>> START
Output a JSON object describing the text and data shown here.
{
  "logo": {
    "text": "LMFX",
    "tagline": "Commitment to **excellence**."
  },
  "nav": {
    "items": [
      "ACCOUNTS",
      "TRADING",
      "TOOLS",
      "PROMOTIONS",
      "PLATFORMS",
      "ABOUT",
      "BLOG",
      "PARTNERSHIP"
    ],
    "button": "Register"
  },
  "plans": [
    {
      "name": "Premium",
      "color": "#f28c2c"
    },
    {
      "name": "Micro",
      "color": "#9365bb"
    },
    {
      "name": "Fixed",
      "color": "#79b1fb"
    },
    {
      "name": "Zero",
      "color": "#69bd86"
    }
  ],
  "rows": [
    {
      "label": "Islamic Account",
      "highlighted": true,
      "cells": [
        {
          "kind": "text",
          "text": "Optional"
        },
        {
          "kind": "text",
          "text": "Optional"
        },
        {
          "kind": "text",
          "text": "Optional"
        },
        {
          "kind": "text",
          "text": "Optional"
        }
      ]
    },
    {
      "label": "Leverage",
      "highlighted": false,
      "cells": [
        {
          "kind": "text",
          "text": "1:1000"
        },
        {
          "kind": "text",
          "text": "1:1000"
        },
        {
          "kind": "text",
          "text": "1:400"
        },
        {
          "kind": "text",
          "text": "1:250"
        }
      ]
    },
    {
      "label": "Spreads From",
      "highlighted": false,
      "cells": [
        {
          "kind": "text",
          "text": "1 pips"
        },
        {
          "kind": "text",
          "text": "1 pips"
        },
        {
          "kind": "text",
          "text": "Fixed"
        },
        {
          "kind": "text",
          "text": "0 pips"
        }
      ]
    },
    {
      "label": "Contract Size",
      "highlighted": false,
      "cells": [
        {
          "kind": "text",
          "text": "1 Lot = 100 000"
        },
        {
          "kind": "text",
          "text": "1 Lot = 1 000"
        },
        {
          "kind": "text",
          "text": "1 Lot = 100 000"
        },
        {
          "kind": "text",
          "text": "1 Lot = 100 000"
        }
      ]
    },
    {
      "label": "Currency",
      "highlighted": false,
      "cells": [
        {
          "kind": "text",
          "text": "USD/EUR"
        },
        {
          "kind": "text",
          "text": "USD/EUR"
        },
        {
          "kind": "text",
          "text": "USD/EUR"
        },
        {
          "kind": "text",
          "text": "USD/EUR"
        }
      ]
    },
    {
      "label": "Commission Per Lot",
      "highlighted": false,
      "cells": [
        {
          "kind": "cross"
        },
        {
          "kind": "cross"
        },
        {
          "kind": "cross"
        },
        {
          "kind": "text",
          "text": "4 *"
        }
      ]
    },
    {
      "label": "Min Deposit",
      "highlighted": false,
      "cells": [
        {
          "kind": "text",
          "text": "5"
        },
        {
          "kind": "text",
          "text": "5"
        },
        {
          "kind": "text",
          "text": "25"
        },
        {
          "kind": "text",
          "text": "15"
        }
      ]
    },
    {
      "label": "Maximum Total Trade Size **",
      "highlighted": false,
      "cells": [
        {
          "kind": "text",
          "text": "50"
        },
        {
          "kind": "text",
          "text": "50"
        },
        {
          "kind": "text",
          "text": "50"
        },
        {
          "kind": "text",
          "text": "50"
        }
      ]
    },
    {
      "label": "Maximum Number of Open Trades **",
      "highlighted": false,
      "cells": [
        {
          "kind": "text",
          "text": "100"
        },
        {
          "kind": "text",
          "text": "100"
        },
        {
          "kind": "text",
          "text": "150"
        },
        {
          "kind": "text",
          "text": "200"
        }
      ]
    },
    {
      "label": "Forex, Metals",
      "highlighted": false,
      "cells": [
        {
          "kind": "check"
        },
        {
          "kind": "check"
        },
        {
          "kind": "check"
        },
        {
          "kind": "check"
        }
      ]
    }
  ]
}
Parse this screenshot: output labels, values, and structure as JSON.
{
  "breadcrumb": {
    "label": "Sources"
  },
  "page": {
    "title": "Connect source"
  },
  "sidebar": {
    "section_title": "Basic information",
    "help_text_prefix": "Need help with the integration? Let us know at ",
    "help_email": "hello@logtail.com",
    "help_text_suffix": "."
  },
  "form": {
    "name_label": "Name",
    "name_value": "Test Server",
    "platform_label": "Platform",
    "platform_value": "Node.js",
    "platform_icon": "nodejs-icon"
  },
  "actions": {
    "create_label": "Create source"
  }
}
>> END
→ **What you need to do**
Copy every line of the records word for word.

→ **Problem solution**
Output a JSON object describing the text and data shown here.
{
  "logo": {
    "text": "LMFX",
    "tagline": "Commitment to **excellence**."
  },
  "nav": {
    "items": [
      "ACCOUNTS",
      "TRADING",
      "TOOLS",
      "PROMOTIONS",
      "PLATFORMS",
      "ABOUT",
      "BLOG",
      "PARTNERSHIP"
    ],
    "button": "Register"
  },
  "plans": [
    {
      "name": "Premium",
      "color": "#f28c2c"
    },
    {
      "name": "Micro",
      "color": "#9365bb"
    },
    {
      "name": "Fixed",
      "color": "#79b1fb"
    },
    {
      "name": "Zero",
      "color": "#69bd86"
    }
  ],
  "rows": [
    {
      "label": "Islamic Account",
      "highlighted": true,
      "cells": [
        {
          "kind": "text",
          "text": "Optional"
        },
        {
          "kind": "text",
          "text": "Optional"
        },
        {
          "kind": "text",
          "text": "Optional"
        },
        {
          "kind": "text",
          "text": "Optional"
        }
      ]
    },
    {
      "label": "Leverage",
      "highlighted": false,
      "cells": [
        {
          "kind": "text",
          "text": "1:1000"
        },
        {
          "kind": "text",
          "text": "1:1000"
        },
        {
          "kind": "text",
          "text": "1:400"
        },
        {
          "kind": "text",
          "text": "1:250"
        }
      ]
    },
    {
      "label": "Spreads From",
      "highlighted": false,
      "cells": [
        {
          "kind": "text",
          "text": "1 pips"
        },
        {
          "kind": "text",
          "text": "1 pips"
        },
        {
          "kind": "text",
          "text": "Fixed"
        },
        {
          "kind": "text",
          "text": "0 pips"
        }
      ]
    },
    {
      "label": "Contract Size",
      "highlighted": false,
      "cells": [
        {
          "kind": "text",
          "text": "1 Lot = 100 000"
        },
        {
          "kind": "text",
          "text": "1 Lot = 1 000"
        },
        {
          "kind": "text",
          "text": "1 Lot = 100 000"
        },
        {
          "kind": "text",
          "text": "1 Lot = 100 000"
        }
      ]
    },
    {
      "label": "Currency",
      "highlighted": false,
      "cells": [
        {
          "kind": "text",
          "text": "USD/EUR"
        },
        {
          "kind": "text",
          "text": "USD/EUR"
        },
        {
          "kind": "text",
          "text": "USD/EUR"
        },
        {
          "kind": "text",
          "text": "USD/EUR"
        }
      ]
    },
    {
      "label": "Commission Per Lot",
      "highlighted": false,
      "cells": [
        {
          "kind": "cross"
        },
        {
          "kind": "cross"
        },
        {
          "kind": "cross"
        },
        {
          "kind": "text",
          "text": "4 *"
        }
      ]
    },
    {
      "label": "Min Deposit",
      "highlighted": false,
      "cells": [
        {
          "kind": "text",
          "text": "5"
        },
        {
          "kind": "text",
          "text": "5"
        },
        {
          "kind": "text",
          "text": "25"
        },
        {
          "kind": "text",
          "text": "15"
        }
      ]
    },
    {
      "label": "Maximum Total Trade Size **",
      "highlighted": false,
      "cells": [
        {
          "kind": "text",
          "text": "50"
        },
        {
          "kind": "text",
          "text": "50"
        },
        {
          "kind": "text",
          "text": "50"
        },
        {
          "kind": "text",
          "text": "50"
        }
      ]
    },
    {
      "label": "Maximum Number of Open Trades **",
      "highlighted": false,
      "cells": [
        {
          "kind": "text",
          "text": "100"
        },
        {
          "kind": "text",
          "text": "100"
        },
        {
          "kind": "text",
          "text": "150"
        },
        {
          "kind": "text",
          "text": "200"
        }
      ]
    },
    {
      "label": "Forex, Metals",
      "highlighted": false,
      "cells": [
        {
          "kind": "check"
        },
        {
          "kind": "check"
        },
        {
          "kind": "check"
        },
        {
          "kind": "check"
        }
      ]
    }
  ]
}
Parse this screenshot: output labels, values, and structure as JSON.
{
  "breadcrumb": {
    "label": "Sources"
  },
  "page": {
    "title": "Connect source"
  },
  "sidebar": {
    "section_title": "Basic information",
    "help_text_prefix": "Need help with the integration? Let us know at ",
    "help_email": "hello@logtail.com",
    "help_text_suffix": "."
  },
  "form": {
    "name_label": "Name",
    "name_value": "Test Server",
    "platform_label": "Platform",
    "platform_value": "Node.js",
    "platform_icon": "nodejs-icon"
  },
  "actions": {
    "create_label": "Create source"
  }
}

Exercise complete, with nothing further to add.